* Work task A:
Reproduce the part of the centroid solution between "Let us determine" and "explanation is useful.", inclusive.
* Work task B:
What coordinates does the centroid solution give for the triangle's original centroid?
* Work task C:
List the coordinates of every corner of the triangle in the centroid solution.

* Text block:

>>>>

# A triangle as corners at (3 ,1), (5 ,2), and (9 ,4). If the triangle is dilated by a factor of 4  about #(1 ,9), how far will its centroid move?

##### 1 Answer

The displacement from old centroid to the new centroid is
$d = \sqrt{596}$
$d = 24.413 \text{ }$units

#### Explanation:

From the given, let ${P}_{1} \left({x}_{1} , {y}_{1}\right) = \left(3 , 1\right)$ and ${P}_{2} \left({x}_{2} , {y}_{2}\right) = \left(5 , 2\right)$ and ${P}_{3} \left({x}_{3} , {y}_{3}\right) = \left(9 , 4\right)$ and $R \left(1 , 9\right)$

Compute the centroid ${C}_{1} \left({x}_{c} , {y}_{c}\right)$ of the triangle first

${x}_{c} = \frac{{x}_{1} + {x}_{2} + {x}_{3}}{3} = \frac{3 + 5 + 9}{3} = \frac{17}{3}$
${y}_{c} = \frac{{y}_{1} + {y}_{2} + {y}_{3}}{3} = \frac{1 + 2 + 4}{3} = \frac{7}{3}$

The centroid ${C}_{1} \left({x}_{c} , {y}_{c}\right) = \left(\frac{17}{3} , \frac{7}{3}\right)$

Determine the new centroid ${C}_{2} \left({x}_{c} ' , {y}_{c} '\right)$

The ratio:
$\frac{{C}_{2} R}{{C}_{1} R} = \frac{4}{1}$
Find ${x}_{c} '$
$\frac{{x}_{c} ' - 1}{\frac{17}{3} - 1} = \frac{4}{1}$

${x}_{c} ' = 1 + 4 \left(\frac{17}{3} - 1\right)$

${x}_{c} ' = 1 + \frac{56}{3}$

${x}_{c} ' = \frac{59}{3}$

Find ${y}_{c} '$

$\frac{{y}_{c} ' - 9}{\frac{7}{3} - 9} = \frac{4}{1}$

${y}_{c} ' = 9 + 4 \left(\frac{7}{3} - 9\right)$

${y}_{c} ' = 9 + \frac{4 \left(7 - 27\right)}{3}$
${y}_{c} ' = 9 - \frac{80}{3}$
${y}_{c} ' = \frac{27 - 80}{3}$

${y}_{c} ' = - \frac{53}{3}$

The New Centroid is at ${C}_{2} \left(\frac{59}{3} , - \frac{53}{3}\right) = \left(19.67 , - 17.67\right)$

Let us determine the displacement $d$

$d = \sqrt{{\left({x}_{c} - {x}_{c} '\right)}^{2} + {\left({y}_{c} - {y}_{c} '\right)}^{2}}$

$d = \sqrt{{\left(\frac{59}{3} - \frac{17}{3}\right)}^{2} + {\left(- \frac{53}{3} - \frac{7}{3}\right)}^{2}}$

$d = \sqrt{{\left(\frac{59}{3} - \frac{17}{3}\right)}^{2} + {\left(- \frac{53}{3} - \frac{7}{3}\right)}^{2}}$

$d = \sqrt{{14}^{2} + {\left(- 20\right)}^{2}}$
$d = \sqrt{596}$
$d = 24.413 \text{ }$units

God bless....I hope the explanation is useful.

<<<<

* Extracted entries:
>>>>

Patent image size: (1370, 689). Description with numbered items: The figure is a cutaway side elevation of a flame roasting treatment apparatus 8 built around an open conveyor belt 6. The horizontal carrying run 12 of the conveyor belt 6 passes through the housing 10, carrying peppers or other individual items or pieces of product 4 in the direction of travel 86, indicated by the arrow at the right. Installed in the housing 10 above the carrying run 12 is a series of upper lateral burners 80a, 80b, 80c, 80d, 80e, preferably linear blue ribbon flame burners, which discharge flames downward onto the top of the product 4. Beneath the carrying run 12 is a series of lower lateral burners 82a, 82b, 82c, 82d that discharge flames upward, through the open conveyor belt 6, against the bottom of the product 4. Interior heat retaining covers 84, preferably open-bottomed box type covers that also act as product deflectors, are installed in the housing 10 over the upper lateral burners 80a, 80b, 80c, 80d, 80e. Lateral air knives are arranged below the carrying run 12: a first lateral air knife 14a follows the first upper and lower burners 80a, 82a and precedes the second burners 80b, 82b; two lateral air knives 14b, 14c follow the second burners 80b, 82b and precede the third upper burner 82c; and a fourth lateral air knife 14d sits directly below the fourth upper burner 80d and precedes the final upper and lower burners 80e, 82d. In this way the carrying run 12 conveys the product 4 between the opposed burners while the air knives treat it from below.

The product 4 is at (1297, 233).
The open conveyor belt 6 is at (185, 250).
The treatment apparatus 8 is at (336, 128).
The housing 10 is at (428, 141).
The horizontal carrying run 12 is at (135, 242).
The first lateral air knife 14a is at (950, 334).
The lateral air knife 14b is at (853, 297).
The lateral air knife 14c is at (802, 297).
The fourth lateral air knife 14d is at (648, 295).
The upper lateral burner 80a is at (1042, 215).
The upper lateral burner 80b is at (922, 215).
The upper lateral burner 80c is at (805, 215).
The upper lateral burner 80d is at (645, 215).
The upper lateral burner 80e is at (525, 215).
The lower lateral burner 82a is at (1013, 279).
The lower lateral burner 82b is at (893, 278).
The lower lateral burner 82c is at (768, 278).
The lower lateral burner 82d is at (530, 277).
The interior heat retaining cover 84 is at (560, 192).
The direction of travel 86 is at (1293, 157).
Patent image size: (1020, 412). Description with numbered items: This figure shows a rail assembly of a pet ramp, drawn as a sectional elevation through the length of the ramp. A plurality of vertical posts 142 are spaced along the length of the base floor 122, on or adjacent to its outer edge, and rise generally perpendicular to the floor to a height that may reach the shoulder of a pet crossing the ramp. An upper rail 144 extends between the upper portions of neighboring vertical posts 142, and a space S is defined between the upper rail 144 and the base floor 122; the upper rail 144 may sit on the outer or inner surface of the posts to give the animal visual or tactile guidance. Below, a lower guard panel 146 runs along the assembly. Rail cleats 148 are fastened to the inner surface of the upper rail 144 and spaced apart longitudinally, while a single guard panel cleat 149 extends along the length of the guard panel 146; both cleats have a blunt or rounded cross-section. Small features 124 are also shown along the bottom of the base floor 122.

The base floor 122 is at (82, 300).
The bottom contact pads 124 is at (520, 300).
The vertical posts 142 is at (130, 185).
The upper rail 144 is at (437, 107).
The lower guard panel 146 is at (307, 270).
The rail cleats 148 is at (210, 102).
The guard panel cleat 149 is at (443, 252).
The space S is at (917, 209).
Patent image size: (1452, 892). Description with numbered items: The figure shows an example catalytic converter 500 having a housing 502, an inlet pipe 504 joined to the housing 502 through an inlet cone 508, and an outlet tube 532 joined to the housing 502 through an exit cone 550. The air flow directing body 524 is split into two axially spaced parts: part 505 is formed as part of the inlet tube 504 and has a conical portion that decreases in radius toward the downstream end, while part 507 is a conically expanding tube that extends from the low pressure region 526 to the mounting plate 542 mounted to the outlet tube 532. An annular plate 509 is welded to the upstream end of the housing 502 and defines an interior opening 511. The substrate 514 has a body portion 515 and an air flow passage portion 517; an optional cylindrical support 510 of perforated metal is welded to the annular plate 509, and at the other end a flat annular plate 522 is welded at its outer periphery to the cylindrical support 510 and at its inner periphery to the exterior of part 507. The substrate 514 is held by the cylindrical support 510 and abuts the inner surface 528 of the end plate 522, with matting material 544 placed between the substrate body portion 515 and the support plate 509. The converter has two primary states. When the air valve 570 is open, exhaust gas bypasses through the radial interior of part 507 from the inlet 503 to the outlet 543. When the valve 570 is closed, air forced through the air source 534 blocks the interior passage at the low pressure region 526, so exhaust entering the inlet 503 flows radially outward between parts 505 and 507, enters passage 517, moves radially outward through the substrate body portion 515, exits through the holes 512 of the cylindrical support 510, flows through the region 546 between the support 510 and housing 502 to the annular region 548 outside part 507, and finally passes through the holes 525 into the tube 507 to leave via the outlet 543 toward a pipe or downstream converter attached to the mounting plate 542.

<<<<

* Exercise answer A:
Let us determine the displacement $d$

$d = \sqrt{{\left({x}_{c} - {x}_{c} '\right)}^{2} + {\left({y}_{c} - {y}_{c} '\right)}^{2}}$

$d = \sqrt{{\left(\frac{59}{3} - \frac{17}{3}\right)}^{2} + {\left(- \frac{53}{3} - \frac{7}{3}\right)}^{2}}$

$d = \sqrt{{\left(\frac{59}{3} - \frac{17}{3}\right)}^{2} + {\left(- \frac{53}{3} - \frac{7}{3}\right)}^{2}}$

$d = \sqrt{{14}^{2} + {\left(- 20\right)}^{2}}$
$d = \sqrt{596}$
$d = 24.413 \text{ }$units

God bless....I hope the explanation is useful.

* Exercise answer B:
(17/3, 7/3)

* Exercise answer C:
(3, 1)
(5, 2)
(9, 4)